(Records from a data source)

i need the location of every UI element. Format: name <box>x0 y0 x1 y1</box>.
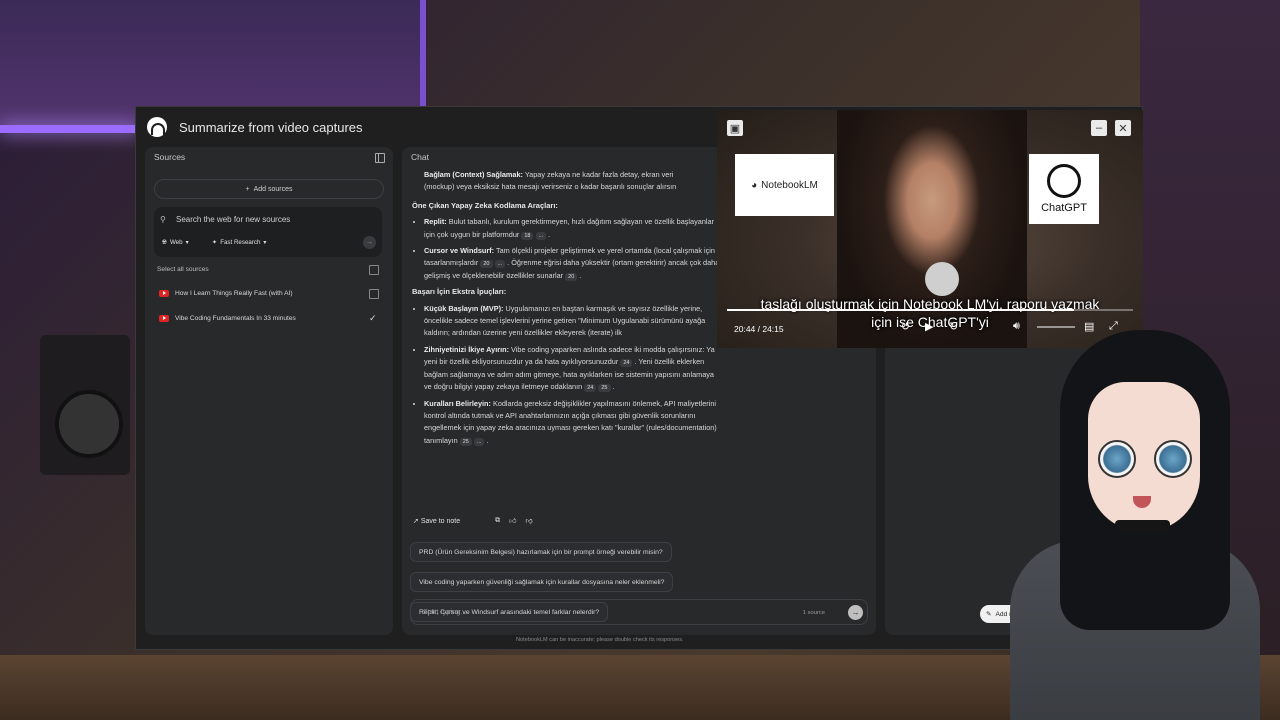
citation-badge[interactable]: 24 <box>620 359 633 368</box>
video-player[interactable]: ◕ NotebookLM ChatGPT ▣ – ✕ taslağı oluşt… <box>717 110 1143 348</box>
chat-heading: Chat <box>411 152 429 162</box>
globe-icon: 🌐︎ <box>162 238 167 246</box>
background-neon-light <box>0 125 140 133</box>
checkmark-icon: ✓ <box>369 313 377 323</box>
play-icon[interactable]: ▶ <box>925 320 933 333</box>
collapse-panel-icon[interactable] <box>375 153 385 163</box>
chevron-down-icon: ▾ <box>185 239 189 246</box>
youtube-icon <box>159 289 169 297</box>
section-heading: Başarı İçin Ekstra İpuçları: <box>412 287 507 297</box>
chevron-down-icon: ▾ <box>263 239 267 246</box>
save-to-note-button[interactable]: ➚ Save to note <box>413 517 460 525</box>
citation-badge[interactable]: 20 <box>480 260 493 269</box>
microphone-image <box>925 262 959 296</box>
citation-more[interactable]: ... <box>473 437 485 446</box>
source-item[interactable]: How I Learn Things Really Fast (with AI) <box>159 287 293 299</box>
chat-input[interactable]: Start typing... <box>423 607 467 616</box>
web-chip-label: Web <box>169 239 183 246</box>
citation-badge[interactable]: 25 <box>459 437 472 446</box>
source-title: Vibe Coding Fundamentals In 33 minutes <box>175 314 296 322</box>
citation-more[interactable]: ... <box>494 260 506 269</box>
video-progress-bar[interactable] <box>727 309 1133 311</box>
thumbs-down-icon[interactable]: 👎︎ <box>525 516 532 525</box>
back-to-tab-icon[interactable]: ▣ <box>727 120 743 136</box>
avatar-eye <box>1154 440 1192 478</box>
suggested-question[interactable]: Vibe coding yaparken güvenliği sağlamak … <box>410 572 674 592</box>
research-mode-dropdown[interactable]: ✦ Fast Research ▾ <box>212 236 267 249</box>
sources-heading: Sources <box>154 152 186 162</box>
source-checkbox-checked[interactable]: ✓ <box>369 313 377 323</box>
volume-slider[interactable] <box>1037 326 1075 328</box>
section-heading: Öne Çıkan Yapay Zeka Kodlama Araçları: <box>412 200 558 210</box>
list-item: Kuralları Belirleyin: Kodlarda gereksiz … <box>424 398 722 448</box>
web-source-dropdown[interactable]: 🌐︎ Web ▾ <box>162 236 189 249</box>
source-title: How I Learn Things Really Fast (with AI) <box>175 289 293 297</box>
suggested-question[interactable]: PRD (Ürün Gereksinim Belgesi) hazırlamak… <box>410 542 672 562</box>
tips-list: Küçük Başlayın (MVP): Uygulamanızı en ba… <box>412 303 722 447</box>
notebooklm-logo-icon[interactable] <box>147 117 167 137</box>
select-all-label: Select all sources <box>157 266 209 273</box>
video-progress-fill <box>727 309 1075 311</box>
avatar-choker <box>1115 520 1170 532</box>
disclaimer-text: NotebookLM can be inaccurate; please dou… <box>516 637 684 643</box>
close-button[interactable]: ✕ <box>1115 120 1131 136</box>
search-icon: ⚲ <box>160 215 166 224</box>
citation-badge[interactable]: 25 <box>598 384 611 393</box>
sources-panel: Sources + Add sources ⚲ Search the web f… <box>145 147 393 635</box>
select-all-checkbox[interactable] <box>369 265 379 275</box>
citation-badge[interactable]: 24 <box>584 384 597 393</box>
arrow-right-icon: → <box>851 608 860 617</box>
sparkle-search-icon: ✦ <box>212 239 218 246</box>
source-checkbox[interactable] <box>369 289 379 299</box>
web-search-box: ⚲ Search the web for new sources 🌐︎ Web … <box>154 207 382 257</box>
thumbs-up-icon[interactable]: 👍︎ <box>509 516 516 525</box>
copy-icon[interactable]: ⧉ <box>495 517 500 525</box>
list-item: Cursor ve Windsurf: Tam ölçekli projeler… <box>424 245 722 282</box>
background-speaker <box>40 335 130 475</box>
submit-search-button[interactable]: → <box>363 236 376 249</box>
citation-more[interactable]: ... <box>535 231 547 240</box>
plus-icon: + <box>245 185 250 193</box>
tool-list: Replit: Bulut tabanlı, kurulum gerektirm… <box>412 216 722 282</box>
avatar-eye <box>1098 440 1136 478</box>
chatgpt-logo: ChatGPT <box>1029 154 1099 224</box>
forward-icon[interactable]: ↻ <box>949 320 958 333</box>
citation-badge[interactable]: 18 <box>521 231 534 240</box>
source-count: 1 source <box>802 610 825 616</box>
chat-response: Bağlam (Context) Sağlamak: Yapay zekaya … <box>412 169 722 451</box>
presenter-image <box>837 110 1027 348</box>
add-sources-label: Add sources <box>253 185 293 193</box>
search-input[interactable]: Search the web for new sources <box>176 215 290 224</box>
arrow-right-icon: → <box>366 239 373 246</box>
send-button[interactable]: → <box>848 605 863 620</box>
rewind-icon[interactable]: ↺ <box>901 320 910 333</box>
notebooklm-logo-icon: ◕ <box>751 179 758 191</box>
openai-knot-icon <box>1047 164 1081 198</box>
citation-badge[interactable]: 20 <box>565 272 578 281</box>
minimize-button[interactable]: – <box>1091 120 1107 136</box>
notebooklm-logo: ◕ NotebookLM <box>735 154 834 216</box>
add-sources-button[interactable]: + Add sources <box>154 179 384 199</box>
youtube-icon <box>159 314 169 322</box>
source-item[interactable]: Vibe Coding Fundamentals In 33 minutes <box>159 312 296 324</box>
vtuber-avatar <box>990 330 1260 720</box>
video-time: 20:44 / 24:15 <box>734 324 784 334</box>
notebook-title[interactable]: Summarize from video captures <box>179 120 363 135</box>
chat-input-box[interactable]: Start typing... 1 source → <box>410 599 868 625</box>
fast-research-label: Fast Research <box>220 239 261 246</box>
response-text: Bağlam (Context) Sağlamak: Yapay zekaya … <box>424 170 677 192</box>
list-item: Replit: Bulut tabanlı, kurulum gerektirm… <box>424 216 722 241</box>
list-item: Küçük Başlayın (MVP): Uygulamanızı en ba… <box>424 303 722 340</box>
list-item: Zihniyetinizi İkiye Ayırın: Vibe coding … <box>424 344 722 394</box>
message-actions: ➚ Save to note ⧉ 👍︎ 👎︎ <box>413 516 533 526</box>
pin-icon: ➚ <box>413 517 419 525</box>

* [Problem details]
Rewrite the material above with "citation-badge" replaced by "reference-badge" everywhere it occurs and all else left unchanged, leaving the pictures out of your answer.

* [Output of the task]
i need the location of every UI element. Format: name <box>x0 y0 x1 y1</box>.
reference-badge[interactable]: 24 <box>620 359 633 368</box>
video-player[interactable]: ◕ NotebookLM ChatGPT ▣ – ✕ taslağı oluşt… <box>717 110 1143 348</box>
chat-heading: Chat <box>411 152 429 162</box>
globe-icon: 🌐︎ <box>162 238 167 246</box>
background-neon-light <box>0 125 140 133</box>
checkmark-icon: ✓ <box>369 313 377 323</box>
play-icon[interactable]: ▶ <box>925 320 933 333</box>
collapse-panel-icon[interactable] <box>375 153 385 163</box>
chevron-down-icon: ▾ <box>185 239 189 246</box>
youtube-icon <box>159 289 169 297</box>
section-heading: Başarı İçin Ekstra İpuçları: <box>412 287 507 297</box>
chevron-down-icon: ▾ <box>263 239 267 246</box>
save-to-note-button[interactable]: ➚ Save to note <box>413 517 460 525</box>
reference-badge[interactable]: 20 <box>480 260 493 269</box>
microphone-image <box>925 262 959 296</box>
citation-more[interactable]: ... <box>473 437 485 446</box>
source-item[interactable]: How I Learn Things Really Fast (with AI) <box>159 287 293 299</box>
chat-input[interactable]: Start typing... <box>423 607 467 616</box>
web-chip-label: Web <box>169 239 183 246</box>
reference-badge[interactable]: 25 <box>459 437 472 446</box>
source-title: Vibe Coding Fundamentals In 33 minutes <box>175 314 296 322</box>
citation-more[interactable]: ... <box>494 260 506 269</box>
video-progress-bar[interactable] <box>727 309 1133 311</box>
thumbs-down-icon[interactable]: 👎︎ <box>525 516 532 525</box>
back-to-tab-icon[interactable]: ▣ <box>727 120 743 136</box>
avatar-eye <box>1154 440 1192 478</box>
suggested-question[interactable]: Vibe coding yaparken güvenliği sağlamak … <box>410 572 674 592</box>
research-mode-dropdown[interactable]: ✦ Fast Research ▾ <box>212 236 267 249</box>
sources-heading: Sources <box>154 152 186 162</box>
source-checkbox-checked[interactable]: ✓ <box>369 313 377 323</box>
volume-slider[interactable] <box>1037 326 1075 328</box>
section-heading: Öne Çıkan Yapay Zeka Kodlama Araçları: <box>412 200 558 210</box>
list-item: Kuralları Belirleyin: Kodlarda gereksiz … <box>424 398 722 448</box>
web-source-dropdown[interactable]: 🌐︎ Web ▾ <box>162 236 189 249</box>
source-title: How I Learn Things Really Fast (with AI) <box>175 289 293 297</box>
suggested-question[interactable]: PRD (Ürün Gereksinim Belgesi) hazırlamak… <box>410 542 672 562</box>
tips-list: Küçük Başlayın (MVP): Uygulamanızı en ba… <box>412 303 722 447</box>
notebooklm-logo-icon[interactable] <box>147 117 167 137</box>
select-all-label: Select all sources <box>157 266 209 273</box>
video-progress-fill <box>727 309 1075 311</box>
avatar-choker <box>1115 520 1170 532</box>
disclaimer-text: NotebookLM can be inaccurate; please dou… <box>516 637 684 643</box>
close-button[interactable]: ✕ <box>1115 120 1131 136</box>
search-icon: ⚲ <box>160 215 166 224</box>
reference-badge[interactable]: 25 <box>598 384 611 393</box>
sources-panel: Sources + Add sources ⚲ Search the web f… <box>145 147 393 635</box>
select-all-checkbox[interactable] <box>369 265 379 275</box>
reference-badge[interactable]: 24 <box>584 384 597 393</box>
arrow-right-icon: → <box>851 608 860 617</box>
sparkle-search-icon: ✦ <box>212 239 218 246</box>
source-checkbox[interactable] <box>369 289 379 299</box>
web-search-box: ⚲ Search the web for new sources 🌐︎ Web … <box>154 207 382 257</box>
thumbs-up-icon[interactable]: 👍︎ <box>509 516 516 525</box>
copy-icon[interactable]: ⧉ <box>495 517 500 525</box>
list-item: Cursor ve Windsurf: Tam ölçekli projeler… <box>424 245 722 282</box>
background-speaker <box>40 335 130 475</box>
submit-search-button[interactable]: → <box>363 236 376 249</box>
citation-more[interactable]: ... <box>535 231 547 240</box>
plus-icon: + <box>245 185 250 193</box>
tool-list: Replit: Bulut tabanlı, kurulum gerektirm… <box>412 216 722 282</box>
avatar-eye <box>1098 440 1136 478</box>
chatgpt-logo: ChatGPT <box>1029 154 1099 224</box>
forward-icon[interactable]: ↻ <box>949 320 958 333</box>
reference-badge[interactable]: 18 <box>521 231 534 240</box>
source-count: 1 source <box>802 610 825 616</box>
chat-response: Bağlam (Context) Sağlamak: Yapay zekaya … <box>412 169 722 451</box>
presenter-image <box>837 110 1027 348</box>
add-sources-label: Add sources <box>253 185 293 193</box>
search-input[interactable]: Search the web for new sources <box>176 215 290 224</box>
arrow-right-icon: → <box>366 239 373 246</box>
send-button[interactable]: → <box>848 605 863 620</box>
rewind-icon[interactable]: ↺ <box>901 320 910 333</box>
notebooklm-logo-icon: ◕ <box>751 179 758 191</box>
openai-knot-icon <box>1047 164 1081 198</box>
reference-badge[interactable]: 20 <box>565 272 578 281</box>
minimize-button[interactable]: – <box>1091 120 1107 136</box>
notebooklm-logo: ◕ NotebookLM <box>735 154 834 216</box>
add-sources-button[interactable]: + Add sources <box>154 179 384 199</box>
youtube-icon <box>159 314 169 322</box>
source-item[interactable]: Vibe Coding Fundamentals In 33 minutes <box>159 312 296 324</box>
vtuber-avatar <box>990 330 1260 720</box>
video-time: 20:44 / 24:15 <box>734 324 784 334</box>
notebook-title[interactable]: Summarize from video captures <box>179 120 363 135</box>
chat-input-box[interactable]: Start typing... 1 source → <box>410 599 868 625</box>
fast-research-label: Fast Research <box>220 239 261 246</box>
response-text: Bağlam (Context) Sağlamak: Yapay zekaya … <box>424 170 677 192</box>
list-item: Replit: Bulut tabanlı, kurulum gerektirm… <box>424 216 722 241</box>
list-item: Küçük Başlayın (MVP): Uygulamanızı en ba… <box>424 303 722 340</box>
list-item: Zihniyetinizi İkiye Ayırın: Vibe coding … <box>424 344 722 394</box>
message-actions: ➚ Save to note ⧉ 👍︎ 👎︎ <box>413 516 533 526</box>
pin-icon: ➚ <box>413 517 419 525</box>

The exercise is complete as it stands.